- _Short exercise_: Please transcribe the data that follows without the pictures, keeping every word the same.

- _Records for the task_:
<<<<
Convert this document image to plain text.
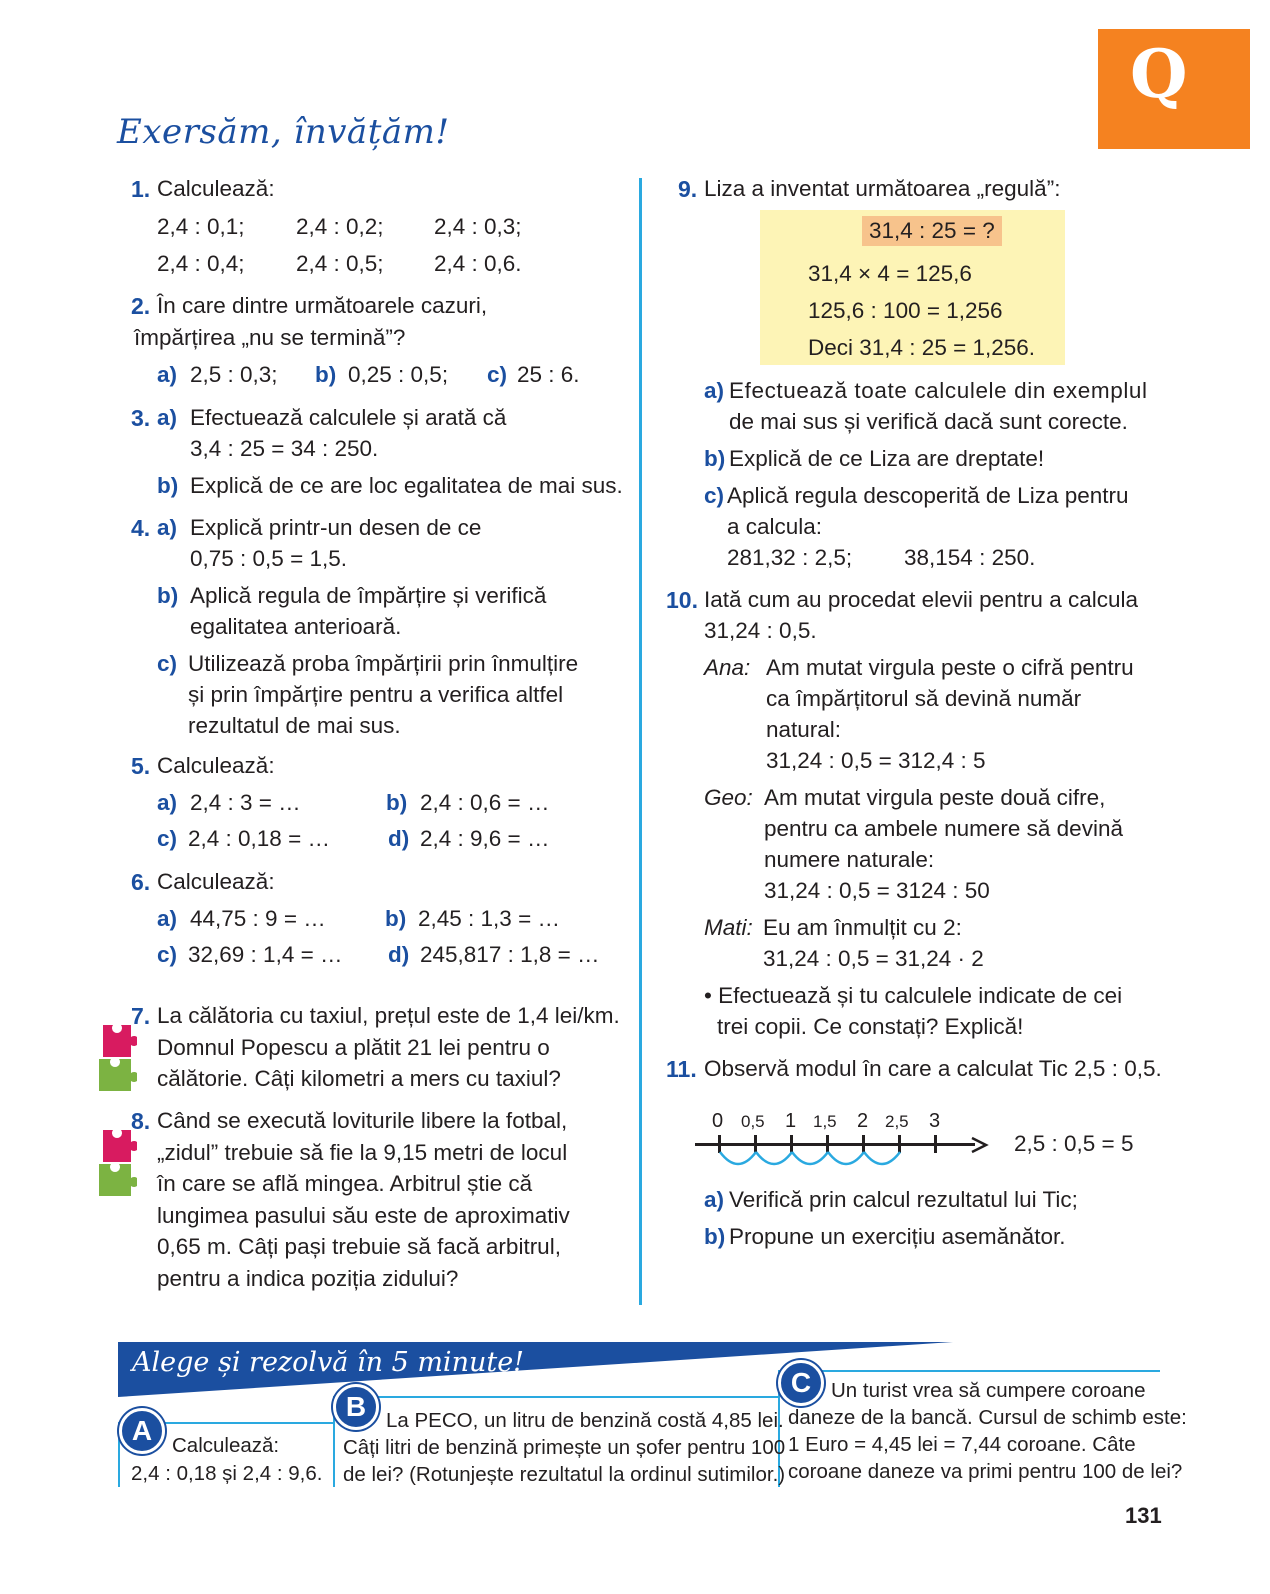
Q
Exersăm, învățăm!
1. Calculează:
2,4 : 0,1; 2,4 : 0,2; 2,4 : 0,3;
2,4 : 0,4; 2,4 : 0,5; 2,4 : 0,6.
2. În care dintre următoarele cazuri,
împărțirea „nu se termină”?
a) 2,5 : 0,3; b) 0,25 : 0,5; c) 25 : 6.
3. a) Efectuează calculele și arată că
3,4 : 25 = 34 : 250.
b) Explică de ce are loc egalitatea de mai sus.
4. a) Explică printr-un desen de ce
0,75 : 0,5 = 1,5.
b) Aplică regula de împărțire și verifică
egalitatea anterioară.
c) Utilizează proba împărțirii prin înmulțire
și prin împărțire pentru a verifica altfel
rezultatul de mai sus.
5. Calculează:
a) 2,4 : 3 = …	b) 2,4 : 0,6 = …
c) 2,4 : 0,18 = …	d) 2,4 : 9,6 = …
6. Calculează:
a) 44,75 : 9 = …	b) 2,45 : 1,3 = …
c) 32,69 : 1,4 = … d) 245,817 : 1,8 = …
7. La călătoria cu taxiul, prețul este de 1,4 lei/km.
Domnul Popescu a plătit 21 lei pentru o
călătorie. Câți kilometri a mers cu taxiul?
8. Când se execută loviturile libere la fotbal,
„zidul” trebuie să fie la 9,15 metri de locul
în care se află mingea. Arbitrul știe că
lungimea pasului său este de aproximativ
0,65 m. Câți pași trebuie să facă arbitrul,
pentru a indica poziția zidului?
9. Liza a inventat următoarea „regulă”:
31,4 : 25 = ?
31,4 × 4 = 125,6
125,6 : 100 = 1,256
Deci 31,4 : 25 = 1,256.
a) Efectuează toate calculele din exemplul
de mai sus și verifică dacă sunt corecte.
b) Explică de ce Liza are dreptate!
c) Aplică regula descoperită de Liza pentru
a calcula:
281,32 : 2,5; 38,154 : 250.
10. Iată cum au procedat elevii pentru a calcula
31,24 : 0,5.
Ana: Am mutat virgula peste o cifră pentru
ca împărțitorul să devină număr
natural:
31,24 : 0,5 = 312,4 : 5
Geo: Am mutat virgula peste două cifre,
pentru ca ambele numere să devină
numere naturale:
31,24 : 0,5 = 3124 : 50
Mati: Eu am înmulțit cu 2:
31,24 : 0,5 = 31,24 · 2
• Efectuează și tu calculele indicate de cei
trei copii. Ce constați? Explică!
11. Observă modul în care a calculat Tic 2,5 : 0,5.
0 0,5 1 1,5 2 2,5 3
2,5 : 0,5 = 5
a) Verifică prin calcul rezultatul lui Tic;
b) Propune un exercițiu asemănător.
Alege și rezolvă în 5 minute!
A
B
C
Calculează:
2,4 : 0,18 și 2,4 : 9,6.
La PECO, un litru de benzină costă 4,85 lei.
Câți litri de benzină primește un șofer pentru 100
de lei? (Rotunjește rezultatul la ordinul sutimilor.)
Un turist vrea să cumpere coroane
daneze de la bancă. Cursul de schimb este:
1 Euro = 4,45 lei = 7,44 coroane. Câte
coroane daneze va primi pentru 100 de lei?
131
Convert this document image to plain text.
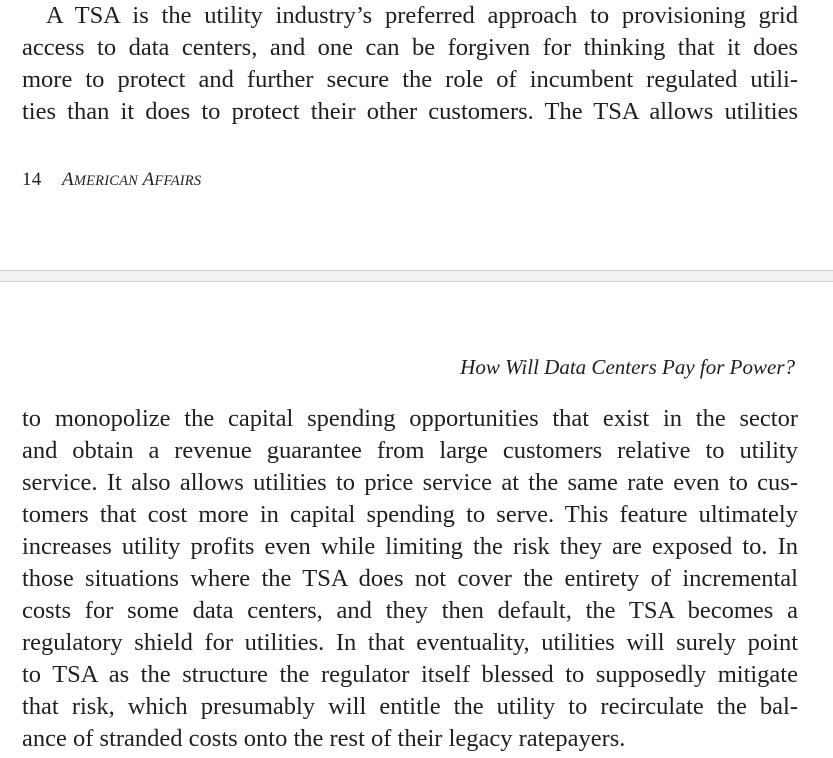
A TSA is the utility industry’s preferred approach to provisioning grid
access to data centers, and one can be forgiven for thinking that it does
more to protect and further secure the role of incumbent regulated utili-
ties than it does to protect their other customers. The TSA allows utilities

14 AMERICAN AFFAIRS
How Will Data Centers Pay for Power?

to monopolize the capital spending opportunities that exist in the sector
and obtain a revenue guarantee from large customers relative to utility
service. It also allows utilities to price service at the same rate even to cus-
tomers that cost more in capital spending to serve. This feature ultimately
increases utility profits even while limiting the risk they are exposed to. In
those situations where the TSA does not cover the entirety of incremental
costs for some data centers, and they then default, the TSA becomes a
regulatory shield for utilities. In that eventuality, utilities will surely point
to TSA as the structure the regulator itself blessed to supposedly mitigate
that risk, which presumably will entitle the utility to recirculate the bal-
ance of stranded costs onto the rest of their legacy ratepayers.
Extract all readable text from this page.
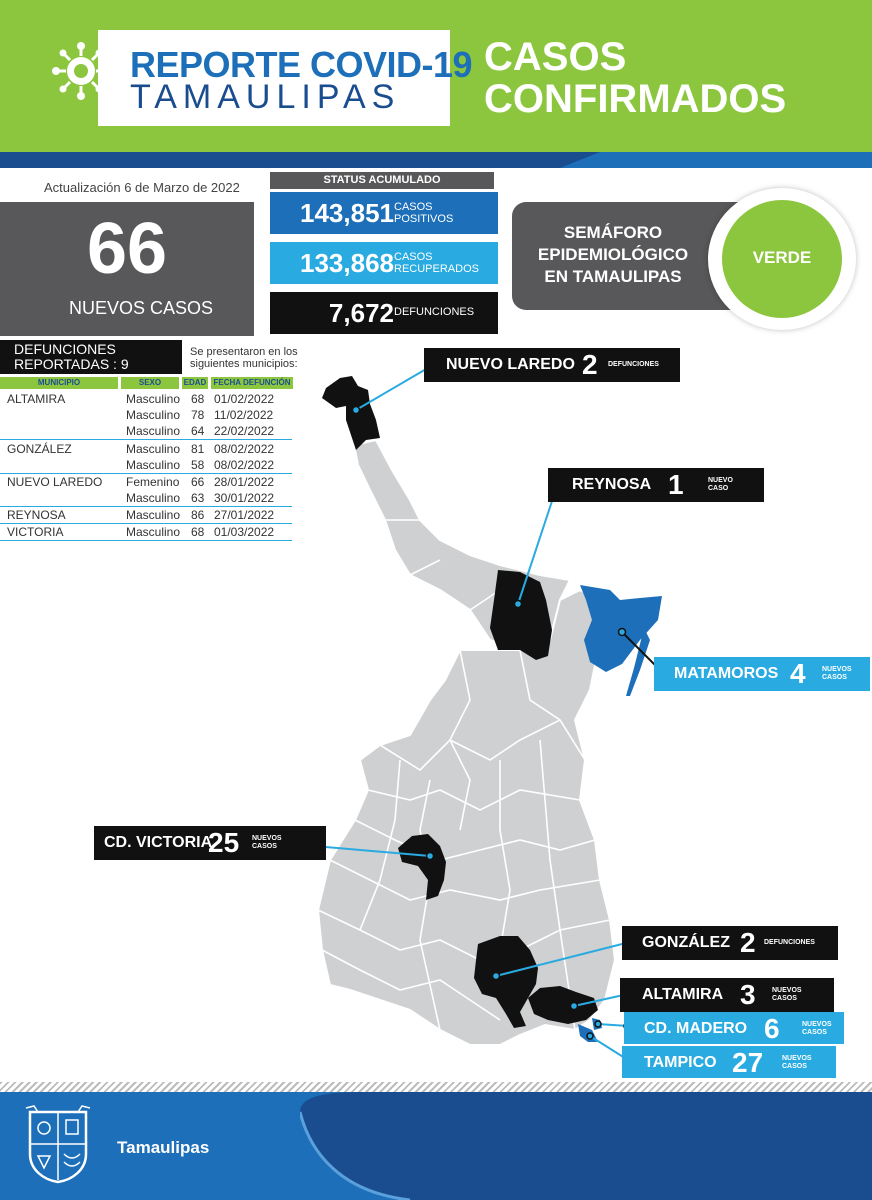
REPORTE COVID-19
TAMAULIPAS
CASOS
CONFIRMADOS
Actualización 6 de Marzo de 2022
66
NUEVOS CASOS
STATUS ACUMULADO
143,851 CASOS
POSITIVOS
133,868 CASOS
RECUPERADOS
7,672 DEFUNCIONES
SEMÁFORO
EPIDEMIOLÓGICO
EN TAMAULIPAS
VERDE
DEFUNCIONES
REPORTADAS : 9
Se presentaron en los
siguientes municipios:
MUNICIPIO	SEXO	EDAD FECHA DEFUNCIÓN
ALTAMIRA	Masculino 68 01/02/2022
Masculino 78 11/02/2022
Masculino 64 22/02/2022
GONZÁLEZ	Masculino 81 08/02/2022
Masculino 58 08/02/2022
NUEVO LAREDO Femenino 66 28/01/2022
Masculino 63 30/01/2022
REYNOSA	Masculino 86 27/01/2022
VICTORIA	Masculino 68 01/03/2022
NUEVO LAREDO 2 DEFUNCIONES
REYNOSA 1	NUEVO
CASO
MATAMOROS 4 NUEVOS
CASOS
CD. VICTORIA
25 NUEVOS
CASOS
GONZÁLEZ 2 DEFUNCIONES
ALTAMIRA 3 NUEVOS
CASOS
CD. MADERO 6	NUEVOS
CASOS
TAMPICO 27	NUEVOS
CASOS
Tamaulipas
>>>>
- _Answer below_:
Convert this document image to plain text.
Q
Exersăm, învățăm!
1. Calculează:
2,4 : 0,1; 2,4 : 0,2; 2,4 : 0,3;
2,4 : 0,4; 2,4 : 0,5; 2,4 : 0,6.
2. În care dintre următoarele cazuri,
împărțirea „nu se termină”?
a) 2,5 : 0,3; b) 0,25 : 0,5; c) 25 : 6.
3. a) Efectuează calculele și arată că
3,4 : 25 = 34 : 250.
b) Explică de ce are loc egalitatea de mai sus.
4. a) Explică printr-un desen de ce
0,75 : 0,5 = 1,5.
b) Aplică regula de împărțire și verifică
egalitatea anterioară.
c) Utilizează proba împărțirii prin înmulțire
și prin împărțire pentru a verifica altfel
rezultatul de mai sus.
5. Calculează:
a) 2,4 : 3 = …	b) 2,4 : 0,6 = …
c) 2,4 : 0,18 = …	d) 2,4 : 9,6 = …
6. Calculează:
a) 44,75 : 9 = …	b) 2,45 : 1,3 = …
c) 32,69 : 1,4 = … d) 245,817 : 1,8 = …
7. La călătoria cu taxiul, prețul este de 1,4 lei/km.
Domnul Popescu a plătit 21 lei pentru o
călătorie. Câți kilometri a mers cu taxiul?
8. Când se execută loviturile libere la fotbal,
„zidul” trebuie să fie la 9,15 metri de locul
în care se află mingea. Arbitrul știe că
lungimea pasului său este de aproximativ
0,65 m. Câți pași trebuie să facă arbitrul,
pentru a indica poziția zidului?
9. Liza a inventat următoarea „regulă”:
31,4 : 25 = ?
31,4 × 4 = 125,6
125,6 : 100 = 1,256
Deci 31,4 : 25 = 1,256.
a) Efectuează toate calculele din exemplul
de mai sus și verifică dacă sunt corecte.
b) Explică de ce Liza are dreptate!
c) Aplică regula descoperită de Liza pentru
a calcula:
281,32 : 2,5; 38,154 : 250.
10. Iată cum au procedat elevii pentru a calcula
31,24 : 0,5.
Ana: Am mutat virgula peste o cifră pentru
ca împărțitorul să devină număr
natural:
31,24 : 0,5 = 312,4 : 5
Geo: Am mutat virgula peste două cifre,
pentru ca ambele numere să devină
numere naturale:
31,24 : 0,5 = 3124 : 50
Mati: Eu am înmulțit cu 2:
31,24 : 0,5 = 31,24 · 2
• Efectuează și tu calculele indicate de cei
trei copii. Ce constați? Explică!
11. Observă modul în care a calculat Tic 2,5 : 0,5.
0 0,5 1 1,5 2 2,5 3
2,5 : 0,5 = 5
a) Verifică prin calcul rezultatul lui Tic;
b) Propune un exercițiu asemănător.
Alege și rezolvă în 5 minute!
A
B
C
Calculează:
2,4 : 0,18 și 2,4 : 9,6.
La PECO, un litru de benzină costă 4,85 lei.
Câți litri de benzină primește un șofer pentru 100
de lei? (Rotunjește rezultatul la ordinul sutimilor.)
Un turist vrea să cumpere coroane
daneze de la bancă. Cursul de schimb este:
1 Euro = 4,45 lei = 7,44 coroane. Câte
coroane daneze va primi pentru 100 de lei?
131
Convert this document image to plain text.
A TSA is the utility industry’s preferred approach to provisioning grid
access to data centers, and one can be forgiven for thinking that it does
more to protect and further secure the role of incumbent regulated utili-
ties than it does to protect their other customers. The TSA allows utilities

14 AMERICAN AFFAIRS
How Will Data Centers Pay for Power?

to monopolize the capital spending opportunities that exist in the sector
and obtain a revenue guarantee from large customers relative to utility
service. It also allows utilities to price service at the same rate even to cus-
tomers that cost more in capital spending to serve. This feature ultimately
increases utility profits even while limiting the risk they are exposed to. In
those situations where the TSA does not cover the entirety of incremental
costs for some data centers, and they then default, the TSA becomes a
regulatory shield for utilities. In that eventuality, utilities will surely point
to TSA as the structure the regulator itself blessed to supposedly mitigate
that risk, which presumably will entitle the utility to recirculate the bal-
ance of stranded costs onto the rest of their legacy ratepayers.
Extract all readable text from this page.
REPORTE COVID-19
TAMAULIPAS
CASOS
CONFIRMADOS
Actualización 6 de Marzo de 2022
66
NUEVOS CASOS
STATUS ACUMULADO
143,851 CASOS
POSITIVOS
133,868 CASOS
RECUPERADOS
7,672 DEFUNCIONES
SEMÁFORO
EPIDEMIOLÓGICO
EN TAMAULIPAS
VERDE
DEFUNCIONES
REPORTADAS : 9
Se presentaron en los
siguientes municipios:
MUNICIPIO	SEXO	EDAD FECHA DEFUNCIÓN
ALTAMIRA	Masculino 68 01/02/2022
Masculino 78 11/02/2022
Masculino 64 22/02/2022
GONZÁLEZ	Masculino 81 08/02/2022
Masculino 58 08/02/2022
NUEVO LAREDO Femenino 66 28/01/2022
Masculino 63 30/01/2022
REYNOSA	Masculino 86 27/01/2022
VICTORIA	Masculino 68 01/03/2022
NUEVO LAREDO 2 DEFUNCIONES
REYNOSA 1	NUEVO
CASO
MATAMOROS 4 NUEVOS
CASOS
CD. VICTORIA
25 NUEVOS
CASOS
GONZÁLEZ 2 DEFUNCIONES
ALTAMIRA 3 NUEVOS
CASOS
CD. MADERO 6	NUEVOS
CASOS
TAMPICO 27	NUEVOS
CASOS
Tamaulipas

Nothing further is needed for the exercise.